◆ Task prompt
Make a tally of the lines in the records that include the string "двигающегося", and give only that number.
※ ※ ※
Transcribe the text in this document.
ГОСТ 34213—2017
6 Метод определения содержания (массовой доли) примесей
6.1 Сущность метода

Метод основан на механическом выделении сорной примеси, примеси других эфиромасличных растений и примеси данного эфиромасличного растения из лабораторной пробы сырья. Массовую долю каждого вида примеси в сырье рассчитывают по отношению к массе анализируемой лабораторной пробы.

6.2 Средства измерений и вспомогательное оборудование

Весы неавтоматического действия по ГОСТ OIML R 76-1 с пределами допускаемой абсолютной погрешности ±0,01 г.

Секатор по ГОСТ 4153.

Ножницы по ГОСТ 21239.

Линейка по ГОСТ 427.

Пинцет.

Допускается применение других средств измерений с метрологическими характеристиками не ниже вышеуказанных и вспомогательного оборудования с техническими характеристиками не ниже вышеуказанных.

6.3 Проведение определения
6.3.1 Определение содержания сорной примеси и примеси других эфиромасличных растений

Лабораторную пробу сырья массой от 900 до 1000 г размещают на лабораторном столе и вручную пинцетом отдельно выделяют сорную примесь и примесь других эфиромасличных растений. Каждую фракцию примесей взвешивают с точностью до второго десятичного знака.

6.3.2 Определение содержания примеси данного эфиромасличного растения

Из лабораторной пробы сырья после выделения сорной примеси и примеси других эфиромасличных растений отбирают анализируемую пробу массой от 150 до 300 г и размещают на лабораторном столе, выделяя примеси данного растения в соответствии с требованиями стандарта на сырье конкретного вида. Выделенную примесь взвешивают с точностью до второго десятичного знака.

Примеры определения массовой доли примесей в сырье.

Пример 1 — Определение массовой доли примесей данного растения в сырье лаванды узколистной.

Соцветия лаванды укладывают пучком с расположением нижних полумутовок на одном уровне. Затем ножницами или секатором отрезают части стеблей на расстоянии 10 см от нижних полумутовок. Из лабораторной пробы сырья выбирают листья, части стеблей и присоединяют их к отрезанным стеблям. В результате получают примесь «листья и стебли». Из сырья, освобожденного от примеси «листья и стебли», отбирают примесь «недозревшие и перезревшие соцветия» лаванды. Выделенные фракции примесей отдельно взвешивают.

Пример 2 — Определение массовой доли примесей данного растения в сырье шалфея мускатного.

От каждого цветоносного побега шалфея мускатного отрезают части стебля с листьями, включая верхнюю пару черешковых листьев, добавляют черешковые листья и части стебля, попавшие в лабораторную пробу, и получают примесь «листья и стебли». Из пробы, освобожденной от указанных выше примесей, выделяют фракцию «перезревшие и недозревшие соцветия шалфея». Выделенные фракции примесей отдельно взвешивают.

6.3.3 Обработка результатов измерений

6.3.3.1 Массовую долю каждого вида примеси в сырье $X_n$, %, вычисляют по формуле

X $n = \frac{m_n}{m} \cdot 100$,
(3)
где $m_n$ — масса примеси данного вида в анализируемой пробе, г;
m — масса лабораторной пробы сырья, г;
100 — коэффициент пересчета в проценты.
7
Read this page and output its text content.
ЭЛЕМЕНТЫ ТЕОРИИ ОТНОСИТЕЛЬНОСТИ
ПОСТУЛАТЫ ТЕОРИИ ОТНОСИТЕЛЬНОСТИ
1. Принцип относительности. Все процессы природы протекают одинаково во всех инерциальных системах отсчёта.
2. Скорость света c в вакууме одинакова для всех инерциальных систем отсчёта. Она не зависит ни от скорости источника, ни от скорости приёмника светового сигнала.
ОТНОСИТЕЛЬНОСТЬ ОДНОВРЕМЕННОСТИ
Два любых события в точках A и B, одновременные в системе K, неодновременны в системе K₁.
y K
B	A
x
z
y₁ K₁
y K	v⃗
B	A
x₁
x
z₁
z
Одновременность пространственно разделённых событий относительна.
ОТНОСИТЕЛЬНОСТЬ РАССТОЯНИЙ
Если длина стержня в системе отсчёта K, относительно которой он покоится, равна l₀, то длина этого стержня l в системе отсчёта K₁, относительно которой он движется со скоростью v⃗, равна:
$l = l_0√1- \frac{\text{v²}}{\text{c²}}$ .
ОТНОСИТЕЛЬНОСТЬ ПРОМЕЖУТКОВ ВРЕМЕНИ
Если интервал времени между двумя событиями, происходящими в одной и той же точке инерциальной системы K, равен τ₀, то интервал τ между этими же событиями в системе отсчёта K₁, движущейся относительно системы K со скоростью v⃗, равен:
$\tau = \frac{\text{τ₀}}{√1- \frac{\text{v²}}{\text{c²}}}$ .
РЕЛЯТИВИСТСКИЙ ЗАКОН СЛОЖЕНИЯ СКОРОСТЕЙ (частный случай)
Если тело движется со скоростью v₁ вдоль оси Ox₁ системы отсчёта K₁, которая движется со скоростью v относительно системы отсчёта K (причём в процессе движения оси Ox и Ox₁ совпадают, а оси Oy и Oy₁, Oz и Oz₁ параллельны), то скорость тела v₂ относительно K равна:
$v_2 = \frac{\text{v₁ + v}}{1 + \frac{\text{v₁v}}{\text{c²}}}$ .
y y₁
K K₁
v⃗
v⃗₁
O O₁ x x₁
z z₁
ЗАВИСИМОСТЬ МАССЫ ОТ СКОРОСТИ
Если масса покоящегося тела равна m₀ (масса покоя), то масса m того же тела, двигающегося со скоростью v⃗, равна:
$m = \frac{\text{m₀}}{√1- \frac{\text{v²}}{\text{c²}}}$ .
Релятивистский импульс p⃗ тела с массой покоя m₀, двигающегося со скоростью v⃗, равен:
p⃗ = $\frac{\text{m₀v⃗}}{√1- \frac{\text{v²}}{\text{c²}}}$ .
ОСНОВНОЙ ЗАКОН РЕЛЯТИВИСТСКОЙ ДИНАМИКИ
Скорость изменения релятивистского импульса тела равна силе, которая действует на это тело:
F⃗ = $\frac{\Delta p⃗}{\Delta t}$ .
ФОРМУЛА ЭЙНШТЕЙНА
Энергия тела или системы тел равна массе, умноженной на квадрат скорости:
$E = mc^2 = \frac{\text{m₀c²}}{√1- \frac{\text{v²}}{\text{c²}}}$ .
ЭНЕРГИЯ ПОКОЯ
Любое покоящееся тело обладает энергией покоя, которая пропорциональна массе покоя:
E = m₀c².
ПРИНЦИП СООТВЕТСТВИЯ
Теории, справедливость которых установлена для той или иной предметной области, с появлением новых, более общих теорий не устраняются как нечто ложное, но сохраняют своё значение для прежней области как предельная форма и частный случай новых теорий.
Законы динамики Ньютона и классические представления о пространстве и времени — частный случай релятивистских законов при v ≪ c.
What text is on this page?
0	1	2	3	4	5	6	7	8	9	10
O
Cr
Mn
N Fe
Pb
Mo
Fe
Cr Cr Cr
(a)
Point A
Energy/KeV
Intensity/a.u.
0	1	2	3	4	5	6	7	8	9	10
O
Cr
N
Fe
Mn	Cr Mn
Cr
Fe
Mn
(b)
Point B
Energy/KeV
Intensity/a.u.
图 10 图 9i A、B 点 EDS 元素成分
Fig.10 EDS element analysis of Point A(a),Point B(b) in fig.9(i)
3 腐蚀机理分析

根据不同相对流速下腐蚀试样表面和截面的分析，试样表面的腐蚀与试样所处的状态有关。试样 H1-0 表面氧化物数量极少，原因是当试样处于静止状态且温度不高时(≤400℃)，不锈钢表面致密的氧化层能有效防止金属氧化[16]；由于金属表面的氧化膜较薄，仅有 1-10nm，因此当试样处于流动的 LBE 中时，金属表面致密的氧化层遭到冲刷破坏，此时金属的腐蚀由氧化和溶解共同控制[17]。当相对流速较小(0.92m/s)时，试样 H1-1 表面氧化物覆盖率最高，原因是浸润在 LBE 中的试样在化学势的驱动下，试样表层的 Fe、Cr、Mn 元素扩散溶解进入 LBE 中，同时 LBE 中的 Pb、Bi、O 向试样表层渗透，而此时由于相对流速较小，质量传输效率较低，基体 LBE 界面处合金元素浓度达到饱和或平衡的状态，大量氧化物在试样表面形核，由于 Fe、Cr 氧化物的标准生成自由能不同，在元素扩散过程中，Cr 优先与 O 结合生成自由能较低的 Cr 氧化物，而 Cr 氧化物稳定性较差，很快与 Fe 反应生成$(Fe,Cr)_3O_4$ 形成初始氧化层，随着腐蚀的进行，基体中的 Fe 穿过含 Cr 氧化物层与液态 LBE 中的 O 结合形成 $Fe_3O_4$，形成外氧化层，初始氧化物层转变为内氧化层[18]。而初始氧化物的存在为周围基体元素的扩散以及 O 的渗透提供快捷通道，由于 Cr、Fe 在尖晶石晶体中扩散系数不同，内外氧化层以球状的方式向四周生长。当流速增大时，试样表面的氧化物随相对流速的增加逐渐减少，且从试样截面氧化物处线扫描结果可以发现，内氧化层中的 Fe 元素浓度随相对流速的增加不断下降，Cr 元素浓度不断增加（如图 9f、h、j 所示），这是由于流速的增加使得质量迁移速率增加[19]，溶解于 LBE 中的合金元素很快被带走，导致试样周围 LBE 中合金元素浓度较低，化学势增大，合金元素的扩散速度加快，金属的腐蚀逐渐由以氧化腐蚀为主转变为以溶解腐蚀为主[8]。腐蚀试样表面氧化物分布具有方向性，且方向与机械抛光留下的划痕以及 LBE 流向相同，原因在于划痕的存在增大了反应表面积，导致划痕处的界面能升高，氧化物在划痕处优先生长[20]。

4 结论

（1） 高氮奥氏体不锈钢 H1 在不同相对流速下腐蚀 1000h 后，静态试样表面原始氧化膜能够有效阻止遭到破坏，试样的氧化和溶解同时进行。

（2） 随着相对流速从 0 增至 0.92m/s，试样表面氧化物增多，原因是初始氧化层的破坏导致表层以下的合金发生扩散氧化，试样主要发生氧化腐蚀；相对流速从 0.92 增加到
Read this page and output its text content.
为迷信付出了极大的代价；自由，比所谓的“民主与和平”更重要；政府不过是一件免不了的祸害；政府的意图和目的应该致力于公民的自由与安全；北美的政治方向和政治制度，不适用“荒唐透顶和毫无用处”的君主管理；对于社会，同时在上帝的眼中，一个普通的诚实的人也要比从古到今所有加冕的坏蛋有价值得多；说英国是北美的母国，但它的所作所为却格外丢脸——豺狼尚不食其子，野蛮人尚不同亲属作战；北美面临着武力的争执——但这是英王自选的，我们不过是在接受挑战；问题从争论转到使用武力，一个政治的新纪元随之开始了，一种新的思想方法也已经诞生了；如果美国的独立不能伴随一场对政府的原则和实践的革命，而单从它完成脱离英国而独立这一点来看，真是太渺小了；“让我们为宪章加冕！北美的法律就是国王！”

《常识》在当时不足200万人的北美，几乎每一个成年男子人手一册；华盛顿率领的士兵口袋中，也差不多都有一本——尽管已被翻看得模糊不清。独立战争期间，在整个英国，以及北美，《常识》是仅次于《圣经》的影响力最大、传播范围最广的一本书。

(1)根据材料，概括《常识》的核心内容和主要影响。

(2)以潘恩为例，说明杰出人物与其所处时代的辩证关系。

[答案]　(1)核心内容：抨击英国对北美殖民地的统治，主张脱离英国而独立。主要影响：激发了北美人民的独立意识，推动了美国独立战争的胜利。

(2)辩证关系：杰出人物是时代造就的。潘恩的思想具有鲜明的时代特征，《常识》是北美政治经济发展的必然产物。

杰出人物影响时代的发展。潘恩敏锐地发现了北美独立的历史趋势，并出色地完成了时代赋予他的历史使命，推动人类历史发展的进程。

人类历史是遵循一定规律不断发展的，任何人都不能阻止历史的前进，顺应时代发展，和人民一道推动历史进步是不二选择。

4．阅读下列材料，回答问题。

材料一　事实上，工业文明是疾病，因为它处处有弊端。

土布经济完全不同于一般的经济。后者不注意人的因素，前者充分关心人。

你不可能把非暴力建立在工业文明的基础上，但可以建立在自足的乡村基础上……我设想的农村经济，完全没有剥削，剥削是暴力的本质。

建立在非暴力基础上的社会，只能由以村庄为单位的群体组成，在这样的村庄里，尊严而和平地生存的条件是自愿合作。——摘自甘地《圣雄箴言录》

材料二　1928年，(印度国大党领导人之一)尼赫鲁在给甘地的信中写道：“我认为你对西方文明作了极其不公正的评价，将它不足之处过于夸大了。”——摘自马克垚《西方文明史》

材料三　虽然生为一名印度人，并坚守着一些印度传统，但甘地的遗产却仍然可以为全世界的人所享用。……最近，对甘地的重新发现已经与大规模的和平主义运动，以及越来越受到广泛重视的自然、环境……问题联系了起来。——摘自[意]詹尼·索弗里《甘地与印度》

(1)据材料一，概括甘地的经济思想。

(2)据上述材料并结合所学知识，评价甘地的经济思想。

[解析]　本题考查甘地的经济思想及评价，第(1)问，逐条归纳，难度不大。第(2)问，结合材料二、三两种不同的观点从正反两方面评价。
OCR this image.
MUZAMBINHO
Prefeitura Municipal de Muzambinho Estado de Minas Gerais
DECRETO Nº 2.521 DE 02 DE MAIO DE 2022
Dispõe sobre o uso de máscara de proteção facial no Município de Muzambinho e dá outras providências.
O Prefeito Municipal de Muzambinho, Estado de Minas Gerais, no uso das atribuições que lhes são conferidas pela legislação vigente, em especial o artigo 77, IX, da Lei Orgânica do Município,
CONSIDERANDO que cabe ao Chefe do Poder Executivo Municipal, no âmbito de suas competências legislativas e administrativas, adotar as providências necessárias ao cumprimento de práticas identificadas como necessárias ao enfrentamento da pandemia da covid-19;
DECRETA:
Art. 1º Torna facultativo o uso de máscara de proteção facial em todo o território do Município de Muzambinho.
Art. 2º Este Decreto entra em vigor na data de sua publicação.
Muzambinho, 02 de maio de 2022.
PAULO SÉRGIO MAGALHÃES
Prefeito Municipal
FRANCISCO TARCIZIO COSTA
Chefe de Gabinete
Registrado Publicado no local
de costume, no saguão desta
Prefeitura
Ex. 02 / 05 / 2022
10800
※ ※ ※
◆ Response to the exercise
2